[TASK BRIEF]
Reproduce every line of the listing below word for word, leaving out the pictures.

===== RECORD LIST

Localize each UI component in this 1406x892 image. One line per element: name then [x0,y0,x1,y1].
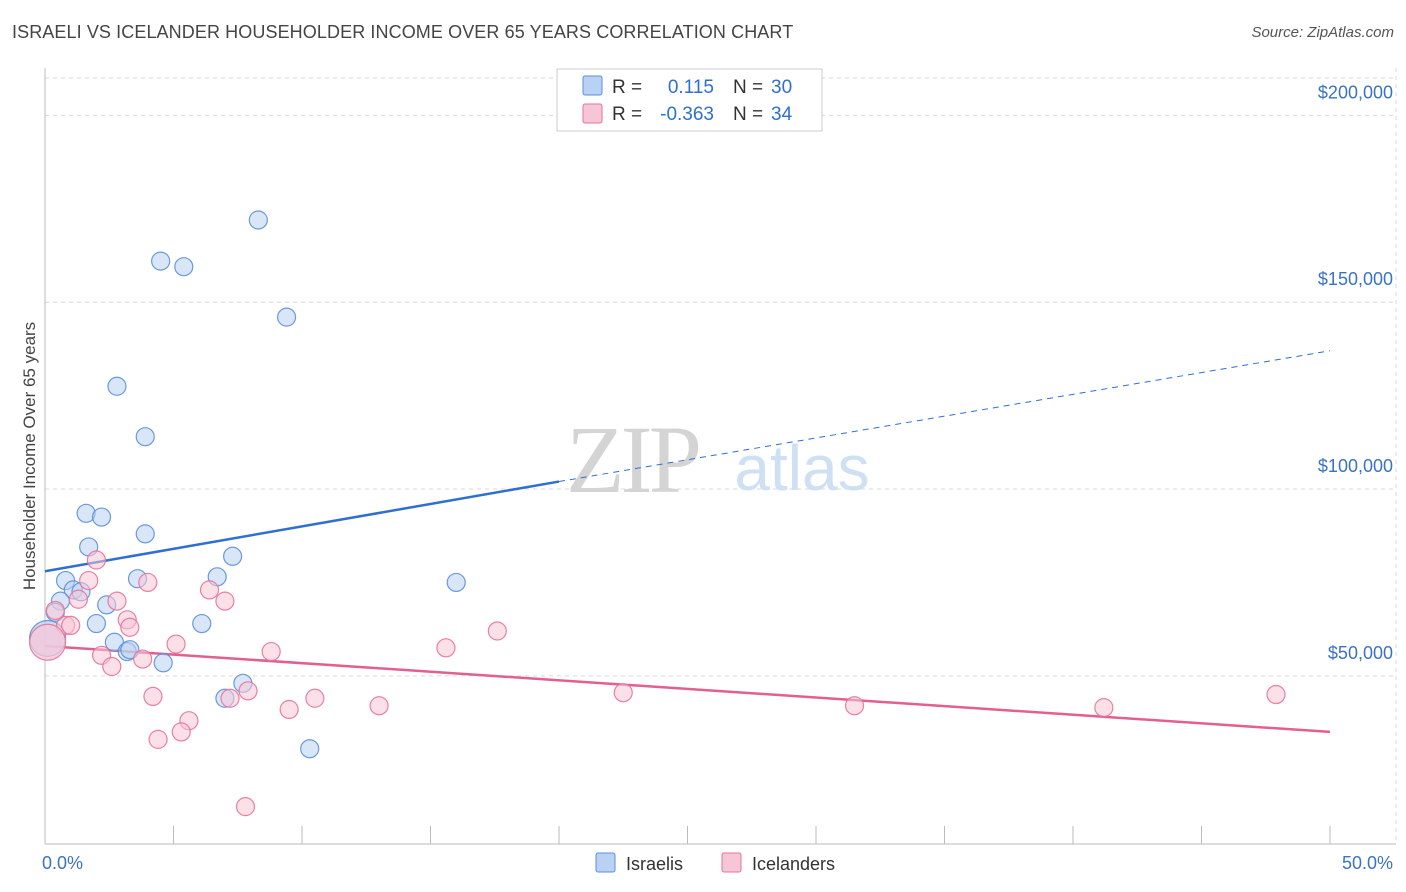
x-tick-label-max: 50.0% [1342,853,1393,873]
icelanders-point [107,591,127,611]
israelis-point [276,307,297,327]
icelanders-point [487,621,507,641]
legend-r-value-israelis: 0.115 [668,77,714,98]
israelis-point [104,632,124,652]
icelanders-point [102,656,122,677]
israelis-point [192,613,212,634]
trend-layer [44,350,1331,734]
legend-swatch-icelanders [582,103,603,124]
israelis-point [135,524,155,544]
icelanders-point [215,591,235,611]
chart-source: Source: ZipAtlas.com [1251,24,1394,41]
bottom-legend-label-icelanders: Icelanders [752,854,835,874]
icelanders-point [61,615,81,636]
trend-line-israelis-extension [558,350,1331,483]
israelis-point [120,640,140,660]
icelanders-point [305,688,325,708]
icelanders-point [1094,698,1114,718]
israelis-point [91,507,112,527]
bottom-legend-swatch-icelanders [721,852,742,873]
legend-n-label-icelanders: N = [733,104,763,125]
icelanders-point [28,623,67,661]
icelanders-point [138,572,158,593]
icelanders-point [279,699,299,720]
watermark-atlas: atlas [734,432,869,504]
icelanders-point [166,634,186,654]
icelanders-point [436,638,456,658]
y-tick-label: $150,000 [1318,269,1393,289]
y-axis-label: Householder Income Over 65 years [20,322,39,590]
tick-layer: $50,000 $100,000 $150,000 $200,000 0.0% 50.0% [42,82,1393,873]
israelis-point [248,210,268,230]
bottom-legend: Israelis Icelanders [595,852,835,874]
icelanders-point [148,729,168,749]
legend-r-label-icelanders: R = [612,104,642,125]
israelis-point [446,572,466,593]
chart-title: ISRAELI VS ICELANDER HOUSEHOLDER INCOME … [12,22,794,42]
trend-line-israelis [44,480,560,573]
axis-layer [44,68,1396,845]
icelanders-point [143,686,163,707]
trend-line-icelanders [44,644,1331,734]
israelis-point [300,739,320,759]
israelis-point [174,257,194,277]
top-legend: R = 0.115 N = 30 R = -0.363 N = 34 [556,68,823,132]
grid-layer [45,68,1397,844]
watermark: ZIP atlas [566,406,870,513]
icelanders-point [79,570,99,591]
icelanders-point [261,641,281,662]
icelanders-point [171,722,191,742]
x-tick-label-min: 0.0% [42,853,83,873]
icelanders-point [613,683,633,703]
points-layer [28,210,1286,817]
icelanders-point [844,696,865,716]
israelis-point [86,613,107,634]
israelis-point [135,427,155,447]
legend-n-label-israelis: N = [733,77,763,98]
icelanders-point [45,600,65,621]
israelis-point [151,251,171,271]
icelanders-point [199,580,220,600]
icelanders-point [120,617,140,637]
y-tick-label: $200,000 [1318,82,1393,102]
icelanders-point [86,550,107,570]
icelanders-point [220,688,240,708]
y-tick-label: $100,000 [1318,456,1393,476]
icelanders-point [68,589,89,609]
legend-r-value-icelanders: -0.363 [660,104,714,125]
bottom-legend-swatch-israelis [595,852,616,873]
icelanders-point [369,696,389,716]
icelanders-point [133,649,153,669]
bottom-legend-label-israelis: Israelis [626,854,683,874]
icelanders-point [235,797,256,817]
legend-r-label-israelis: R = [612,77,642,98]
israelis-point [153,653,173,673]
israelis-point [223,546,243,566]
legend-n-value-icelanders: 34 [771,104,793,125]
icelanders-point [1266,684,1286,705]
legend-n-value-israelis: 30 [771,77,792,98]
y-tick-label: $50,000 [1328,643,1393,663]
watermark-zip: ZIP [566,406,699,513]
legend-swatch-israelis [582,75,603,96]
icelanders-point [238,681,258,701]
israelis-point [107,376,127,396]
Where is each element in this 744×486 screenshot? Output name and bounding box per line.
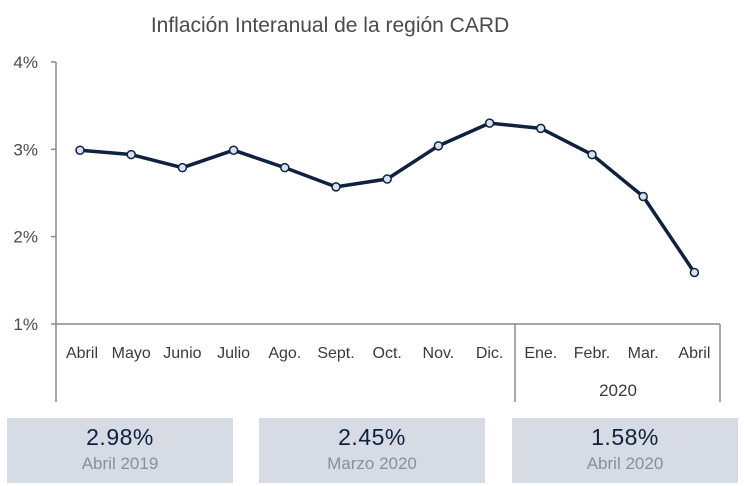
card-value: 2.45% — [338, 424, 406, 450]
card-label: Abril 2020 — [586, 454, 664, 473]
data-point — [228, 145, 239, 155]
x-tick-label: Julio — [217, 345, 250, 362]
x-tick-label: Dic. — [476, 345, 504, 362]
x-tick-label: Abril — [678, 345, 710, 362]
data-point — [433, 141, 444, 151]
x-tick-label: Mar. — [628, 345, 659, 362]
card-label: Abril 2019 — [81, 454, 159, 473]
x-tick-label: Ago. — [268, 345, 301, 362]
x-tick-label: Mayo — [112, 345, 151, 362]
data-point — [126, 149, 136, 160]
summary-card-april-2020: 1.58% Abril 2020 — [512, 418, 738, 483]
data-point — [638, 191, 648, 202]
data-point — [331, 182, 341, 192]
y-tick-label: 2% — [13, 228, 38, 247]
data-point — [484, 118, 495, 128]
y-axis-ticks: 1% 2% 3% 4% — [13, 53, 56, 334]
x-tick-label: Sept. — [317, 345, 354, 362]
data-point — [587, 149, 597, 160]
x-tick-label: Oct. — [373, 345, 402, 362]
x-tick-label: Ene. — [524, 345, 557, 362]
x-tick-label: Febr. — [574, 345, 610, 362]
year-group-label: 2020 — [599, 381, 637, 400]
x-tick-label: Junio — [163, 345, 201, 362]
data-point — [280, 162, 290, 173]
line-chart: Inflación Interanual de la región CARD 2… — [13, 14, 721, 402]
inflation-series-line — [78, 121, 697, 275]
data-point — [177, 162, 188, 173]
chart-title: Inflación Interanual de la región CARD — [151, 14, 509, 37]
y-tick-label: 3% — [13, 140, 38, 159]
x-axis-ticks: Abril Mayo Junio Julio Ago. Sept. Oct. Nov. Dic.… — [66, 345, 710, 362]
card-value: 1.58% — [591, 424, 659, 450]
card-value: 2.98% — [86, 424, 154, 450]
y-tick-label: 4% — [13, 53, 38, 72]
y-tick-label: 1% — [13, 315, 38, 334]
x-tick-label: Abril — [66, 345, 98, 362]
data-point — [75, 145, 85, 155]
series-markers — [75, 118, 700, 278]
card-label: Marzo 2020 — [327, 454, 417, 473]
data-point — [382, 174, 392, 184]
x-tick-label: Nov. — [423, 345, 455, 362]
data-point — [689, 267, 700, 278]
summary-card-march-2020: 2.45% Marzo 2020 — [259, 418, 485, 483]
summary-card-april-2019: 2.98% Abril 2019 — [7, 418, 233, 483]
data-point — [536, 123, 546, 134]
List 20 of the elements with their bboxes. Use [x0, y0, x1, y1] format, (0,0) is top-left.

==========

[EXPECTED ANSWER]
Localize each UI component in this 1406x892 image. One line per element: name then [x0,y0,x1,y1].
x-tick-label-max: 50.0% [1342,853,1393,873]
icelanders-point [107,591,127,611]
israelis-point [276,307,297,327]
icelanders-point [487,621,507,641]
legend-r-value-israelis: 0.115 [668,77,714,98]
israelis-point [104,632,124,652]
icelanders-point [102,656,122,677]
israelis-point [192,613,212,634]
trend-layer [44,350,1331,734]
legend-swatch-icelanders [582,103,603,124]
israelis-point [135,524,155,544]
icelanders-point [215,591,235,611]
chart-source: Source: ZipAtlas.com [1251,24,1394,41]
bottom-legend-label-icelanders: Icelanders [752,854,835,874]
icelanders-point [61,615,81,636]
trend-line-israelis-extension [558,350,1331,483]
israelis-point [120,640,140,660]
icelanders-point [305,688,325,708]
icelanders-point [1094,698,1114,718]
israelis-point [91,507,112,527]
bottom-legend-swatch-icelanders [721,852,742,873]
legend-n-label-icelanders: N = [733,104,763,125]
icelanders-point [28,623,67,661]
icelanders-point [138,572,158,593]
icelanders-point [279,699,299,720]
watermark-atlas: atlas [734,432,869,504]
icelanders-point [166,634,186,654]
icelanders-point [436,638,456,658]
y-tick-label: $150,000 [1318,269,1393,289]
y-axis-label: Householder Income Over 65 years [20,322,39,590]
tick-layer: $50,000 $100,000 $150,000 $200,000 0.0% 50.0% [42,82,1393,873]
israelis-point [248,210,268,230]
bottom-legend: Israelis Icelanders [595,852,835,874]
icelanders-point [148,729,168,749]
legend-r-label-icelanders: R = [612,104,642,125]
israelis-point [446,572,466,593]
chart-title: ISRAELI VS ICELANDER HOUSEHOLDER INCOME … [12,22,794,42]
trend-line-israelis [44,480,560,573]
axis-layer [44,68,1396,845]
icelanders-point [143,686,163,707]
trend-line-icelanders [44,644,1331,734]
israelis-point [300,739,320,759]
israelis-point [174,257,194,277]
top-legend: R = 0.115 N = 30 R = -0.363 N = 34 [556,68,823,132]
grid-layer [45,68,1397,844]
watermark: ZIP atlas [566,406,870,513]
icelanders-point [79,570,99,591]
icelanders-point [261,641,281,662]
icelanders-point [171,722,191,742]
x-tick-label-min: 0.0% [42,853,83,873]
icelanders-point [613,683,633,703]
points-layer [28,210,1286,817]
icelanders-point [844,696,865,716]
israelis-point [86,613,107,634]
israelis-point [135,427,155,447]
legend-n-label-israelis: N = [733,77,763,98]
icelanders-point [45,600,65,621]
israelis-point [151,251,171,271]
icelanders-point [199,580,220,600]
icelanders-point [120,617,140,637]
y-tick-label: $200,000 [1318,82,1393,102]
icelanders-point [86,550,107,570]
icelanders-point [220,688,240,708]
y-tick-label: $100,000 [1318,456,1393,476]
icelanders-point [68,589,89,609]
legend-r-value-icelanders: -0.363 [660,104,714,125]
bottom-legend-swatch-israelis [595,852,616,873]
icelanders-point [369,696,389,716]
icelanders-point [133,649,153,669]
bottom-legend-label-israelis: Israelis [626,854,683,874]
icelanders-point [235,797,256,817]
legend-r-label-israelis: R = [612,77,642,98]
israelis-point [153,653,173,673]
israelis-point [223,546,243,566]
legend-n-value-icelanders: 34 [771,104,793,125]
icelanders-point [1266,684,1286,705]
legend-n-value-israelis: 30 [771,77,792,98]
y-tick-label: $50,000 [1328,643,1393,663]
watermark-zip: ZIP [566,406,699,513]
legend-swatch-israelis [582,75,603,96]
icelanders-point [238,681,258,701]
israelis-point [107,376,127,396]
Where is each element in this 744×486 screenshot? Output name and bounding box per line.
card-value: 2.45% — [338, 424, 406, 450]
card-label: Abril 2020 — [586, 454, 664, 473]
data-point — [228, 145, 239, 155]
x-tick-label: Julio — [217, 345, 250, 362]
x-tick-label: Dic. — [476, 345, 504, 362]
x-tick-label: Abril — [678, 345, 710, 362]
data-point — [433, 141, 444, 151]
x-tick-label: Mar. — [628, 345, 659, 362]
card-label: Abril 2019 — [81, 454, 159, 473]
x-tick-label: Ago. — [268, 345, 301, 362]
x-tick-label: Mayo — [112, 345, 151, 362]
data-point — [126, 149, 136, 160]
summary-card-april-2020: 1.58% Abril 2020 — [512, 418, 738, 483]
data-point — [638, 191, 648, 202]
data-point — [331, 182, 341, 192]
y-tick-label: 2% — [13, 228, 38, 247]
data-point — [484, 118, 495, 128]
y-axis-ticks: 1% 2% 3% 4% — [13, 53, 56, 334]
x-tick-label: Sept. — [317, 345, 354, 362]
data-point — [587, 149, 597, 160]
x-tick-label: Oct. — [373, 345, 402, 362]
x-tick-label: Ene. — [524, 345, 557, 362]
x-tick-label: Febr. — [574, 345, 610, 362]
year-group-label: 2020 — [599, 381, 637, 400]
x-tick-label: Junio — [163, 345, 201, 362]
data-point — [280, 162, 290, 173]
line-chart: Inflación Interanual de la región CARD 2… — [13, 14, 721, 402]
inflation-series-line — [78, 121, 697, 275]
data-point — [177, 162, 188, 173]
chart-title: Inflación Interanual de la región CARD — [151, 14, 509, 37]
y-tick-label: 3% — [13, 140, 38, 159]
x-axis-ticks: Abril Mayo Junio Julio Ago. Sept. Oct. Nov. Dic.… — [66, 345, 710, 362]
card-value: 1.58% — [591, 424, 659, 450]
card-value: 2.98% — [86, 424, 154, 450]
y-tick-label: 4% — [13, 53, 38, 72]
y-tick-label: 1% — [13, 315, 38, 334]
x-tick-label: Abril — [66, 345, 98, 362]
data-point — [75, 145, 85, 155]
series-markers — [75, 118, 700, 278]
card-label: Marzo 2020 — [327, 454, 417, 473]
data-point — [382, 174, 392, 184]
x-tick-label: Nov. — [423, 345, 455, 362]
data-point — [689, 267, 700, 278]
summary-card-march-2020: 2.45% Marzo 2020 — [259, 418, 485, 483]
summary-card-april-2019: 2.98% Abril 2019 — [7, 418, 233, 483]
data-point — [536, 123, 546, 134]
List 20 of the elements with their bboxes. Use [x0, y0, x1, y1] format, (0,0) is top-left.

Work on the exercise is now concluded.